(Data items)
-- Begin --

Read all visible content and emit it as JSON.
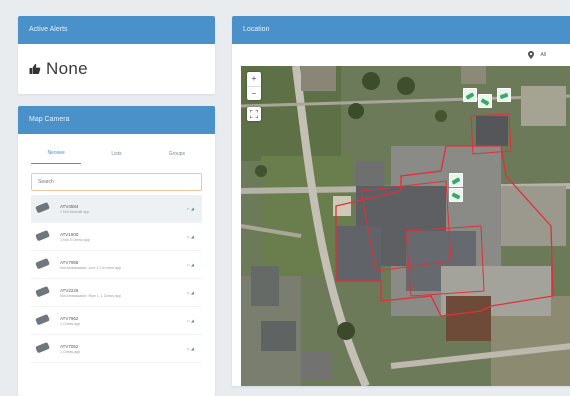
{
  "alerts": {
    "title": "Active Alerts",
    "value": "None"
  },
  "cameras": {
    "title": "Map Camera",
    "tabs": [
      "Neosee",
      "Lists",
      "Groups"
    ],
    "search_placeholder": "Search",
    "items": [
      {
        "name": "ATV4584",
        "desc": "1 Not Motorlift app",
        "status": "•· ◢"
      },
      {
        "name": "ATV1600",
        "desc": "1 Not 5 Chess app",
        "status": "•· ◢"
      },
      {
        "name": "ATV7958",
        "desc": "Not Ambassador: Line 1 2 le mem app",
        "status": "•· ◢"
      },
      {
        "name": "ATV2225",
        "desc": "Not Ambassador: Row 1, 1 Chess app",
        "status": "•· ◢"
      },
      {
        "name": "ATV7962",
        "desc": "1 Chess app",
        "status": "•· ◢"
      },
      {
        "name": "ATV7052",
        "desc": "1 Chess app",
        "status": "•· ◢"
      }
    ]
  },
  "location": {
    "title": "Location",
    "selected": "All",
    "zoom_in": "+",
    "zoom_out": "−"
  },
  "colors": {
    "header": "#4a90c9",
    "status_green": "#3fa66b",
    "zone_outline": "#e0303a"
  }
}
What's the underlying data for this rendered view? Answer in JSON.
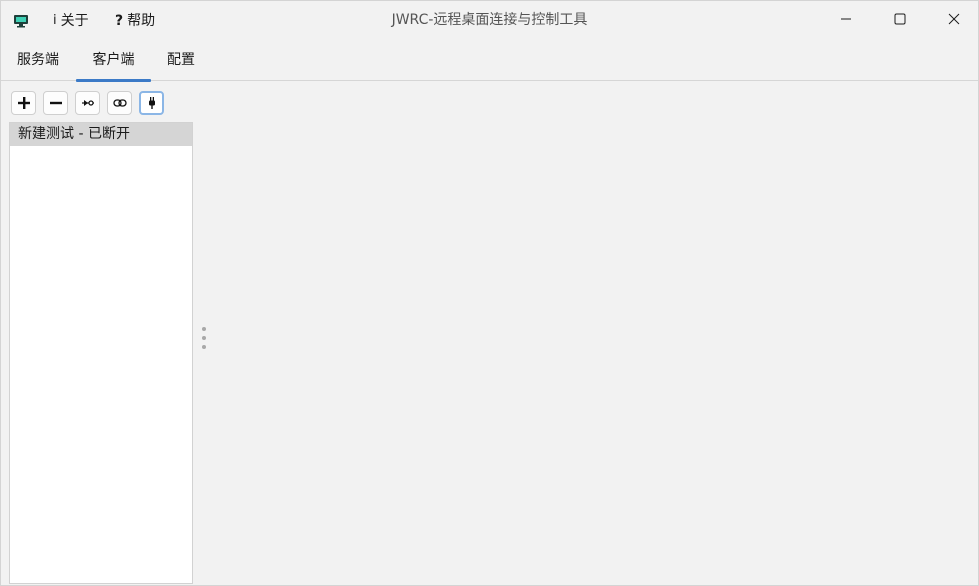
{
  "window": {
    "title": "JWRC-远程桌面连接与控制工具"
  },
  "menu": {
    "about": {
      "glyph": "i",
      "label": "关于"
    },
    "help": {
      "glyph": "?",
      "label": "帮助"
    }
  },
  "tabs": [
    {
      "label": "服务端"
    },
    {
      "label": "客户端"
    },
    {
      "label": "配置"
    }
  ],
  "active_tab": "客户端",
  "toolbar": [
    {
      "icon": "plus-icon"
    },
    {
      "icon": "minus-icon"
    },
    {
      "icon": "connect-arrow-icon"
    },
    {
      "icon": "link-icon"
    },
    {
      "icon": "plug-icon"
    }
  ],
  "sessions": [
    {
      "label": "新建测试 - 已断开"
    }
  ],
  "colors": {
    "accent": "#3b7ac7",
    "selected_row": "#d5d5d5",
    "background": "#f2f2f2"
  }
}
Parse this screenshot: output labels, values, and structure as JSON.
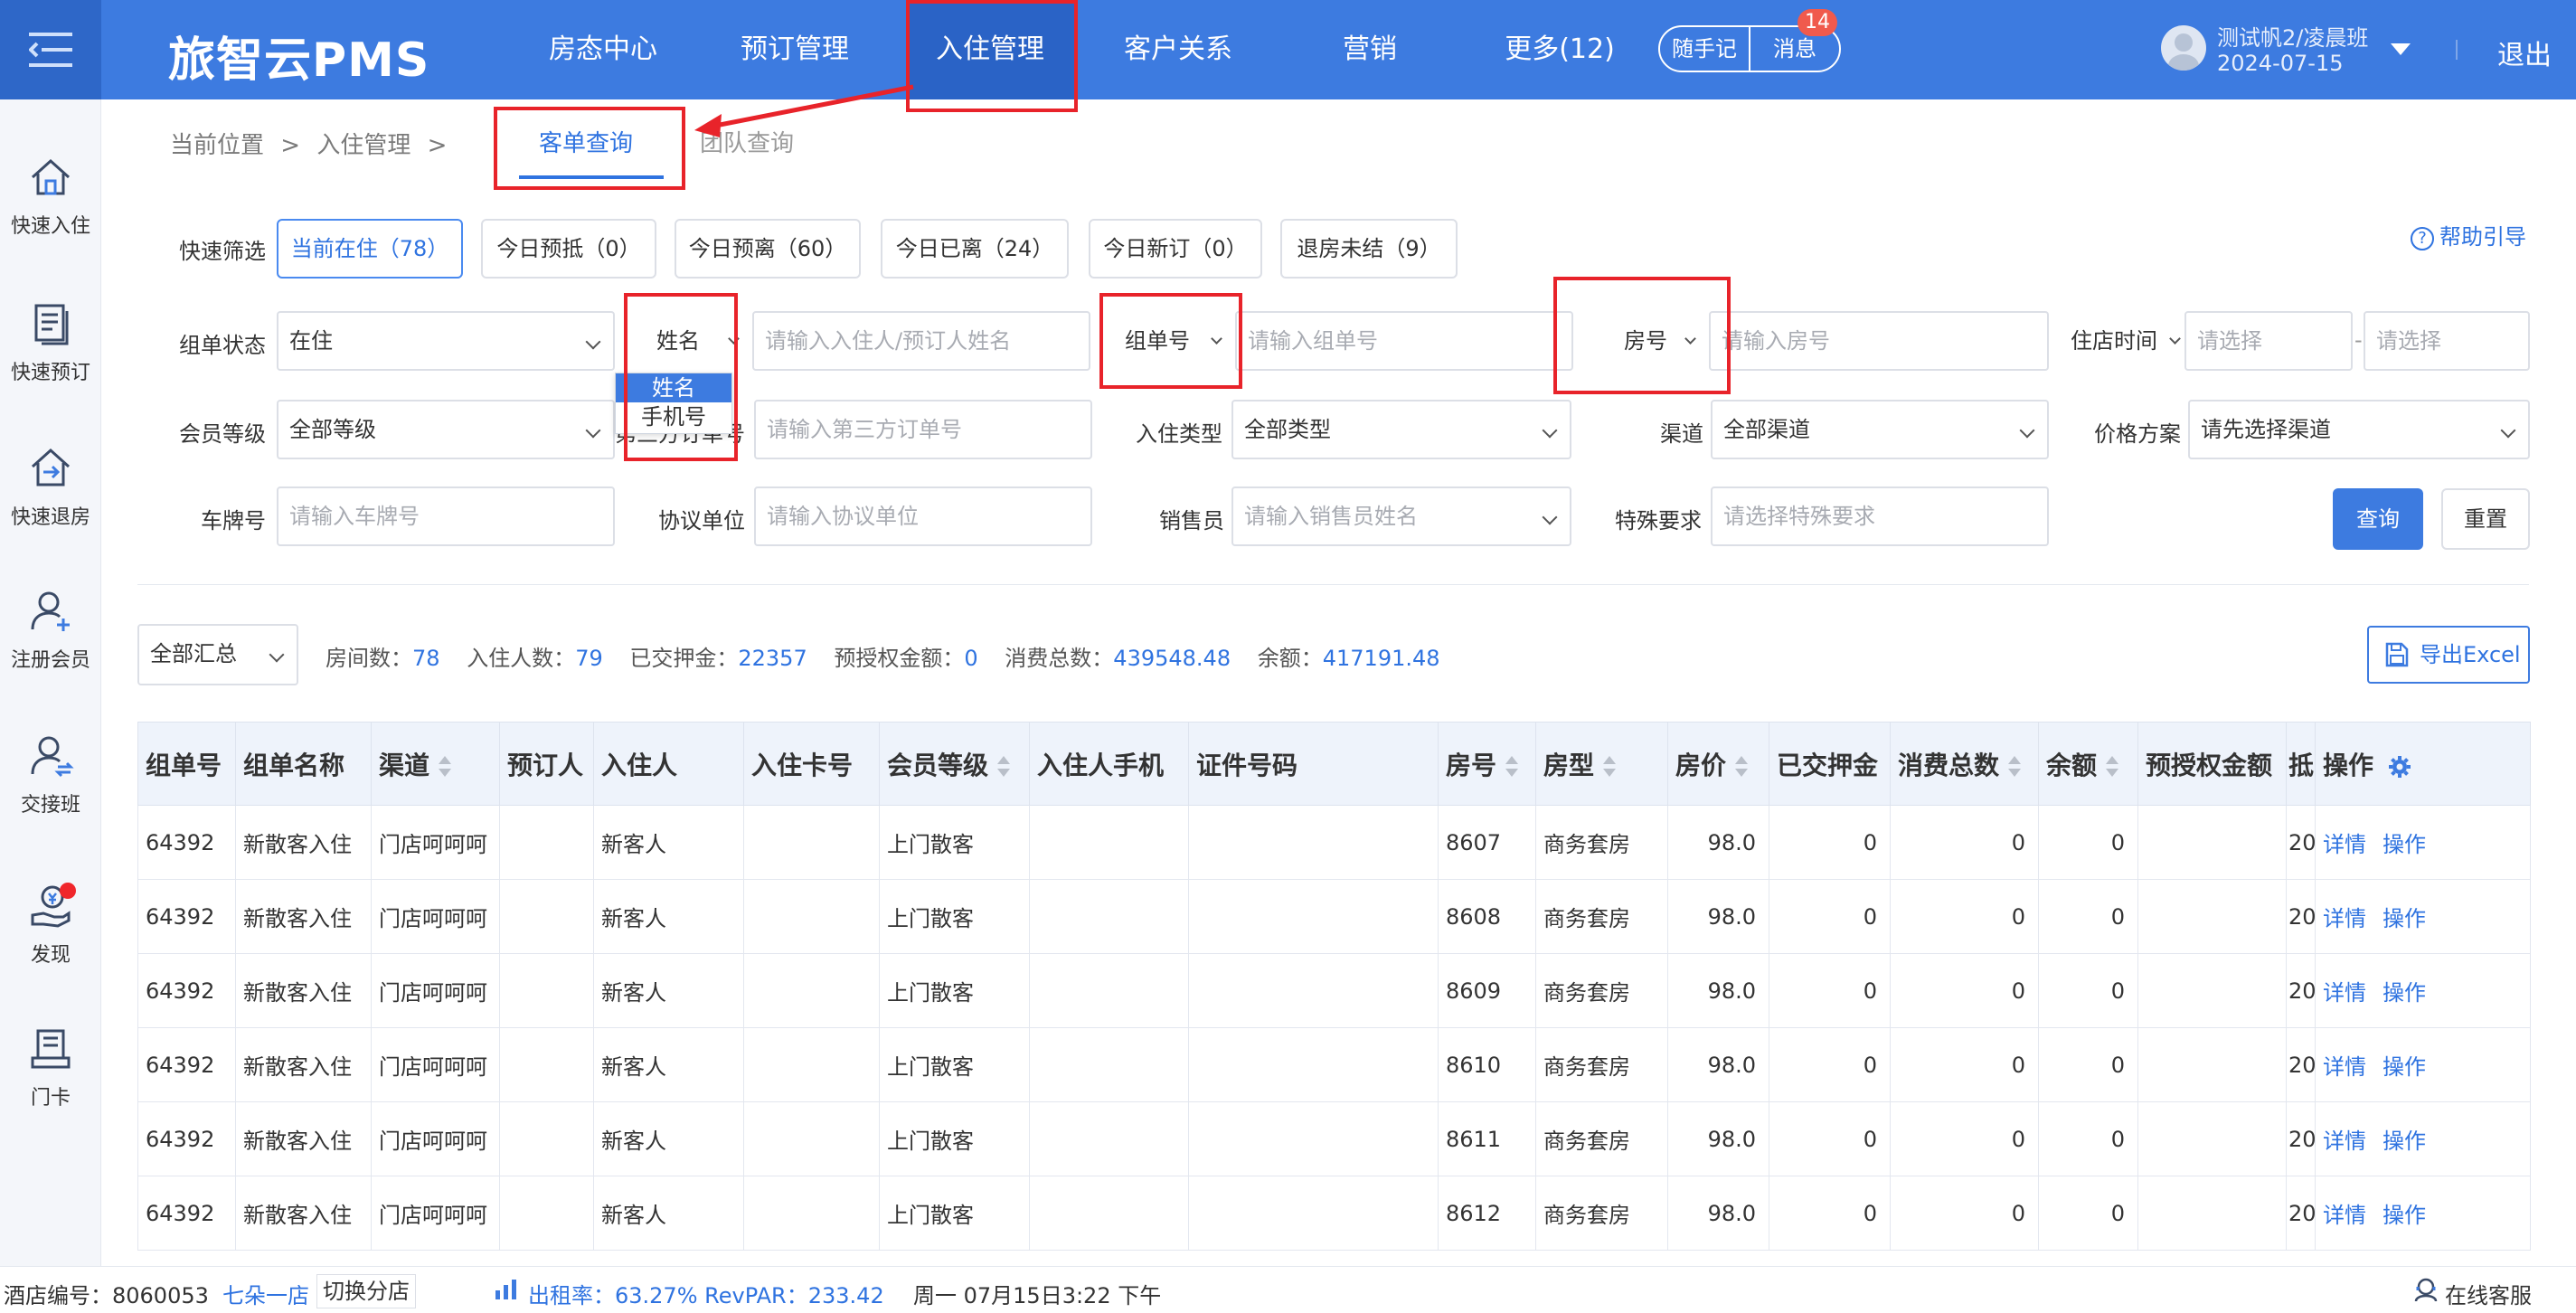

-- End --

**YOUR INSTRUCTIONS**
List the lines that contain the word "desc".

**RIGHT ANSWER**
        "desc": "1 Not Motorlift app",
        "desc": "1 Not 5 Chess app",
        "desc": "Not Ambassador: Line 1 2 le mem app",
        "desc": "Not Ambassador: Row 1, 1 Chess app",
        "desc": "1 Chess app",
        "desc": "1 Chess app",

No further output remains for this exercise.